OBJECTIVE: Rewrite every line of the data below as a JSON array of strings, one string per line, leaving out blank lines. Omit the pictures from your answer.

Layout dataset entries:
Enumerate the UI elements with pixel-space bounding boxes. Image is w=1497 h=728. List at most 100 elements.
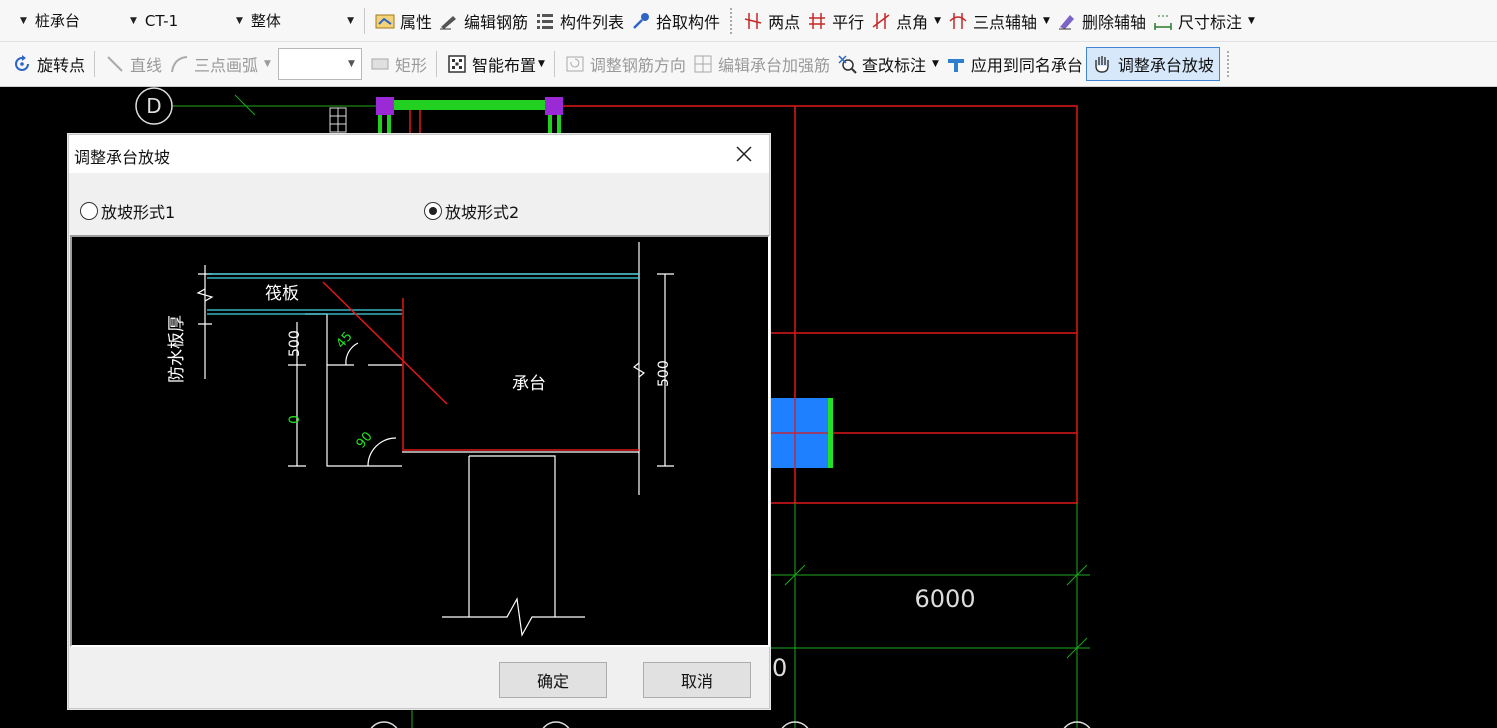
check-label-button[interactable]: 查改标注 ▼	[833, 48, 942, 80]
slope-preview-diagram: 筏板 承台 防水板厚 500 0 500 45 90	[70, 235, 770, 647]
chevron-down-icon: ▼	[264, 59, 271, 69]
adjust-rebar-direction-label: 调整钢筋方向	[589, 56, 686, 75]
axis-label-d: D	[146, 94, 161, 118]
three-point-arc-label: 三点画弧	[194, 56, 259, 75]
list-icon	[534, 10, 556, 32]
point-angle-icon	[870, 10, 892, 32]
three-point-aux-button[interactable]: 三点辅轴 ▼	[944, 5, 1053, 37]
properties-button[interactable]: 属性	[371, 5, 435, 37]
chevron-down-icon: ▼	[347, 15, 354, 26]
component-type-value: 桩承台	[34, 12, 80, 30]
slope-diagram-svg: 筏板 承台 防水板厚 500 0 500 45 90	[167, 242, 674, 637]
chevron-down-icon: ▼	[236, 15, 243, 26]
scope-value: 整体	[250, 12, 281, 30]
adjust-cap-slope-button[interactable]: 调整承台放坡	[1085, 47, 1220, 81]
rectangle-label: 矩形	[394, 56, 427, 75]
cap-rebar-icon	[692, 53, 714, 75]
separator	[1226, 51, 1229, 77]
straight-line-label: 直线	[130, 56, 163, 75]
scope-combo[interactable]: ▼ 整体 ▼	[236, 6, 358, 36]
chevron-down-icon: ▼	[538, 59, 545, 69]
toolbar-row-1: ▼ 桩承台 ▼ CT-1 ▼ 整体 ▼ 属性 编辑钢筋 构件列表 拾取构件 两点…	[0, 0, 1497, 42]
dialog-title: 调整承台放坡	[74, 148, 171, 167]
pencil-icon	[438, 10, 460, 32]
radio-button-checked-icon	[424, 202, 442, 220]
raft-bottom-line	[207, 309, 402, 315]
component-name-value: CT-1	[144, 11, 179, 30]
two-points-label: 两点	[768, 12, 801, 32]
chevron-down-icon: ▼	[348, 59, 355, 69]
dimension-label: 尺寸标注	[1177, 12, 1242, 32]
check-label-label: 查改标注	[861, 56, 926, 75]
dimension-button[interactable]: 尺寸标注 ▼	[1149, 5, 1258, 37]
chevron-down-icon: ▼	[20, 15, 27, 26]
separator	[94, 51, 96, 77]
angle-45-label: 45	[334, 329, 356, 351]
three-point-aux-label: 三点辅轴	[973, 12, 1038, 32]
three-point-arc-button[interactable]: 三点画弧 ▼	[165, 48, 274, 80]
adjust-cap-slope-label: 调整承台放坡	[1117, 56, 1214, 75]
point-angle-button[interactable]: 点角 ▼	[867, 5, 944, 37]
straight-line-button[interactable]: 直线	[101, 48, 165, 80]
smart-layout-label: 智能布置	[471, 56, 536, 75]
cancel-button[interactable]: 取消	[643, 662, 751, 698]
pick-component-button[interactable]: 拾取构件	[627, 5, 723, 37]
waterproof-thickness-label: 防水板厚	[167, 315, 187, 383]
parallel-button[interactable]: 平行	[803, 5, 867, 37]
slope-option-1-label: 放坡形式1	[101, 203, 176, 222]
magnifier-icon	[836, 53, 858, 75]
component-type-combo[interactable]: ▼ 桩承台	[20, 6, 130, 36]
separator	[364, 7, 365, 34]
raft-label: 筏板	[265, 284, 299, 304]
two-points-button[interactable]: 两点	[739, 5, 803, 37]
apply-same-name-button[interactable]: 应用到同名承台	[942, 48, 1086, 80]
dimension-partial: 0	[772, 654, 787, 682]
smart-layout-button[interactable]: 智能布置 ▼	[443, 48, 548, 80]
component-list-button[interactable]: 构件列表	[531, 5, 627, 37]
close-icon[interactable]	[733, 143, 755, 165]
rectangle-button[interactable]: 矩形	[366, 48, 430, 80]
dim-500-left: 500	[287, 330, 303, 357]
edit-rebar-label: 编辑钢筋	[464, 12, 529, 32]
two-points-axis-icon	[742, 10, 764, 32]
cap-label: 承台	[512, 374, 546, 394]
parallel-label: 平行	[832, 12, 865, 32]
properties-label: 属性	[400, 12, 433, 32]
adjust-cap-slope-dialog: 调整承台放坡 放坡形式1 放坡形式2 筏板 承台 防水板厚 500 0 500 …	[68, 134, 770, 709]
eraser-icon	[1056, 10, 1078, 32]
edit-cap-rebar-label: 编辑承台加强筋	[717, 56, 830, 75]
dialog-title-bar: 调整承台放坡	[69, 135, 769, 173]
edit-cap-rebar-button[interactable]: 编辑承台加强筋	[689, 48, 833, 80]
column-marker	[545, 97, 563, 115]
apply-same-name-label: 应用到同名承台	[970, 56, 1083, 75]
separator	[730, 7, 733, 34]
beam-segment	[385, 100, 555, 110]
rebar-direction-icon	[564, 53, 586, 75]
rotate-point-label: 旋转点	[37, 56, 86, 75]
chevron-down-icon: ▼	[931, 59, 939, 69]
rotate-icon	[11, 53, 33, 75]
shape-select[interactable]: ▼	[277, 48, 362, 80]
vertical-label-fragment	[329, 107, 347, 133]
apply-icon	[945, 53, 967, 75]
adjust-rebar-direction-button[interactable]: 调整钢筋方向	[561, 48, 689, 80]
toolbar-row-2: 旋转点 直线 三点画弧 ▼ ▼ 矩形 智能布置 ▼ 调整钢筋方向 编辑承台加强筋…	[0, 42, 1497, 87]
column-marker	[376, 97, 394, 115]
slope-option-2-radio[interactable]: 放坡形式2	[424, 199, 519, 223]
ok-button[interactable]: 确定	[499, 662, 607, 698]
component-name-combo[interactable]: ▼ CT-1	[130, 6, 236, 36]
delete-aux-label: 删除辅轴	[1081, 12, 1146, 32]
slope-option-2-label: 放坡形式2	[445, 203, 520, 222]
parallel-axis-icon	[806, 10, 828, 32]
delete-aux-button[interactable]: 删除辅轴	[1053, 5, 1149, 37]
point-angle-label: 点角	[896, 12, 929, 32]
cap-slope-outline	[322, 281, 639, 451]
bottom-axis-bubbles	[370, 721, 1091, 728]
separator	[553, 51, 555, 77]
rotate-point-button[interactable]: 旋转点	[8, 48, 88, 80]
dim-0-left: 0	[287, 415, 303, 424]
slope-option-1-radio[interactable]: 放坡形式1	[80, 199, 175, 223]
smart-layout-icon	[446, 53, 468, 75]
edit-rebar-button[interactable]: 编辑钢筋	[435, 5, 531, 37]
dimension-icon	[1152, 10, 1174, 32]
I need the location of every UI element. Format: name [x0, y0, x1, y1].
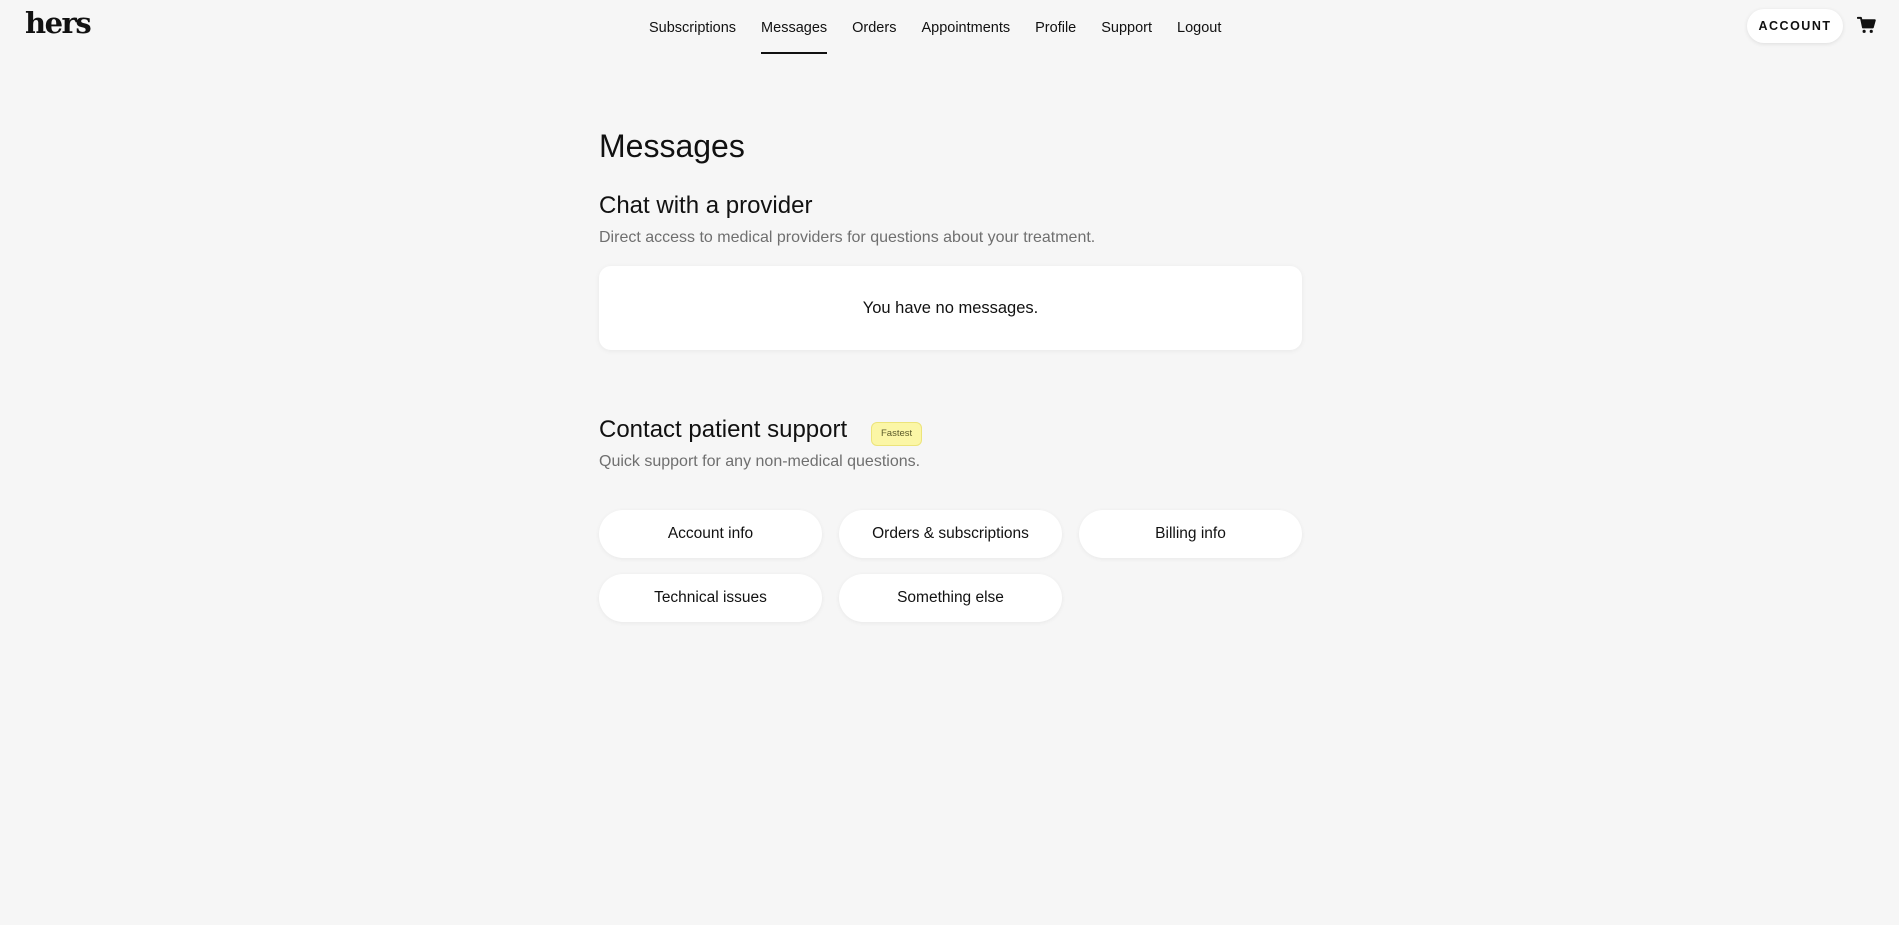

RESULT OF THIS TASK:
[
  "Enumerate the UI elements with pixel-space bounding boxes. Image is w=1497 h=728. List at most 100 elements.",
  "check-label-button[interactable]: 查改标注 ▼\t[833, 48, 942, 80]",
  "slope-preview-diagram: 筏板 承台 防水板厚 500 0 500 45 90\t[70, 235, 770, 647]",
  "chevron-down-icon: ▼\t[264, 59, 271, 69]",
  "adjust-rebar-direction-label: 调整钢筋方向\t[589, 56, 686, 75]",
  "axis-label-d: D\t[146, 94, 161, 118]",
  "three-point-arc-label: 三点画弧\t[194, 56, 259, 75]",
  "list-icon\t[534, 10, 556, 32]",
  "point-angle-icon\t[870, 10, 892, 32]",
  "three-point-aux-button[interactable]: 三点辅轴 ▼\t[944, 5, 1053, 37]",
  "properties-button[interactable]: 属性\t[371, 5, 435, 37]",
  "chevron-down-icon: ▼\t[347, 15, 354, 26]",
  "component-type-value: 桩承台\t[34, 12, 80, 30]",
  "slope-diagram-svg: 筏板 承台 防水板厚 500 0 500 45 90\t[167, 242, 674, 637]",
  "chevron-down-icon: ▼\t[236, 15, 243, 26]",
  "scope-value: 整体\t[250, 12, 281, 30]",
  "adjust-cap-slope-button[interactable]: 调整承台放坡\t[1085, 47, 1220, 81]",
  "rectangle-label: 矩形\t[394, 56, 427, 75]",
  "cap-rebar-icon\t[692, 53, 714, 75]",
  "separator\t[1226, 51, 1229, 77]",
  "straight-line-label: 直线\t[130, 56, 163, 75]",
  "scope-combo[interactable]: ▼ 整体 ▼\t[236, 6, 358, 36]",
  "chevron-down-icon: ▼\t[538, 59, 545, 69]",
  "toolbar-row-1: ▼ 桩承台 ▼ CT-1 ▼ 整体 ▼ 属性 编辑钢筋 构件列表 拾取构件 两点…\t[0, 0, 1497, 42]",
  "dialog-title: 调整承台放坡\t[74, 148, 171, 167]",
  "pencil-icon\t[438, 10, 460, 32]",
  "radio-button-checked-icon\t[424, 202, 442, 220]",
  "raft-bottom-line\t[207, 309, 402, 315]",
  "component-name-value: CT-1\t[144, 11, 179, 30]",
  "two-points-label: 两点\t[768, 12, 801, 32]",
  "chevron-down-icon: ▼\t[348, 59, 355, 69]",
  "dimension-label: 尺寸标注\t[1177, 12, 1242, 32]",
  "check-label-label: 查改标注\t[861, 56, 926, 75]",
  "dimension-button[interactable]: 尺寸标注 ▼\t[1149, 5, 1258, 37]",
  "chevron-down-icon: ▼\t[20, 15, 27, 26]",
  "separator\t[94, 51, 96, 77]",
  "angle-45-label: 45\t[334, 329, 356, 351]",
  "three-point-aux-label: 三点辅轴\t[973, 12, 1038, 32]",
  "three-point-arc-button[interactable]: 三点画弧 ▼\t[165, 48, 274, 80]",
  "adjust-cap-slope-label: 调整承台放坡\t[1117, 56, 1214, 75]",
  "point-angle-button[interactable]: 点角 ▼\t[867, 5, 944, 37]",
  "straight-line-button[interactable]: 直线\t[101, 48, 165, 80]",
  "smart-layout-label: 智能布置\t[471, 56, 536, 75]",
  "cancel-button[interactable]: 取消\t[643, 662, 751, 698]",
  "pick-component-button[interactable]: 拾取构件\t[627, 5, 723, 37]",
  "waterproof-thickness-label: 防水板厚\t[167, 315, 187, 383]",
  "parallel-button[interactable]: 平行\t[803, 5, 867, 37]",
  "slope-option-1-label: 放坡形式1\t[101, 203, 176, 222]",
  "magnifier-icon\t[836, 53, 858, 75]",
  "component-type-combo[interactable]: ▼ 桩承台\t[20, 6, 130, 36]",
  "separator\t[364, 7, 365, 34]",
  "raft-label: 筏板\t[265, 284, 299, 304]",
  "two-points-button[interactable]: 两点\t[739, 5, 803, 37]",
  "apply-same-name-button[interactable]: 应用到同名承台\t[942, 48, 1086, 80]",
  "dimension-partial: 0\t[772, 654, 787, 682]",
  "smart-layout-button[interactable]: 智能布置 ▼\t[443, 48, 548, 80]",
  "component-list-button[interactable]: 构件列表\t[531, 5, 627, 37]",
  "close-icon[interactable]\t[733, 143, 755, 165]",
  "rectangle-button[interactable]: 矩形\t[366, 48, 430, 80]",
  "dim-500-left: 500\t[287, 330, 303, 357]",
  "edit-rebar-label: 编辑钢筋\t[464, 12, 529, 32]",
  "two-points-axis-icon\t[742, 10, 764, 32]",
  "cap-label: 承台\t[512, 374, 546, 394]",
  "parallel-label: 平行\t[832, 12, 865, 32]",
  "properties-label: 属性\t[400, 12, 433, 32]",
  "adjust-cap-slope-dialog: 调整承台放坡 放坡形式1 放坡形式2 筏板 承台 防水板厚 500 0 500 …\t[68, 134, 770, 709]",
  "eraser-icon\t[1056, 10, 1078, 32]",
  "edit-cap-rebar-label: 编辑承台加强筋\t[717, 56, 830, 75]",
  "dialog-title-bar: 调整承台放坡\t[69, 135, 769, 173]",
  "edit-cap-rebar-button[interactable]: 编辑承台加强筋\t[689, 48, 833, 80]",
  "column-marker\t[545, 97, 563, 115]",
  "apply-same-name-label: 应用到同名承台\t[970, 56, 1083, 75]",
  "separator\t[730, 7, 733, 34]",
  "beam-segment\t[385, 100, 555, 110]",
  "rebar-direction-icon\t[564, 53, 586, 75]",
  "rotate-point-label: 旋转点\t[37, 56, 86, 75]",
  "chevron-down-icon: ▼\t[931, 59, 939, 69]",
  "rotate-icon\t[11, 53, 33, 75]",
  "shape-select[interactable]: ▼\t[277, 48, 362, 80]",
  "vertical-label-fragment\t[329, 107, 347, 133]",
  "apply-icon\t[945, 53, 967, 75]",
  "adjust-rebar-direction-button[interactable]: 调整钢筋方向\t[561, 48, 689, 80]",
  "toolbar-row-2: 旋转点 直线 三点画弧 ▼ ▼ 矩形 智能布置 ▼ 调整钢筋方向 编辑承台加强筋…\t[0, 42, 1497, 87]",
  "column-marker\t[376, 97, 394, 115]",
  "slope-option-2-radio[interactable]: 放坡形式2\t[424, 199, 519, 223]",
  "ok-button[interactable]: 确定\t[499, 662, 607, 698]",
  "component-name-combo[interactable]: ▼ CT-1\t[130, 6, 236, 36]",
  "delete-aux-label: 删除辅轴\t[1081, 12, 1146, 32]",
  "slope-option-2-label: 放坡形式2\t[445, 203, 520, 222]",
  "parallel-axis-icon\t[806, 10, 828, 32]",
  "delete-aux-button[interactable]: 删除辅轴\t[1053, 5, 1149, 37]",
  "point-angle-label: 点角\t[896, 12, 929, 32]",
  "cap-slope-outline\t[322, 281, 639, 451]",
  "bottom-axis-bubbles\t[370, 721, 1091, 728]",
  "separator\t[553, 51, 555, 77]",
  "rotate-point-button[interactable]: 旋转点\t[8, 48, 88, 80]",
  "dim-0-left: 0\t[287, 415, 303, 424]",
  "slope-option-1-radio[interactable]: 放坡形式1\t[80, 199, 175, 223]",
  "smart-layout-icon\t[446, 53, 468, 75]",
  "edit-rebar-button[interactable]: 编辑钢筋\t[435, 5, 531, 37]",
  "dimension-icon\t[1152, 10, 1174, 32]",
  "I need the location of every UI element. Format: name [x0, y0, x1, y1]."
]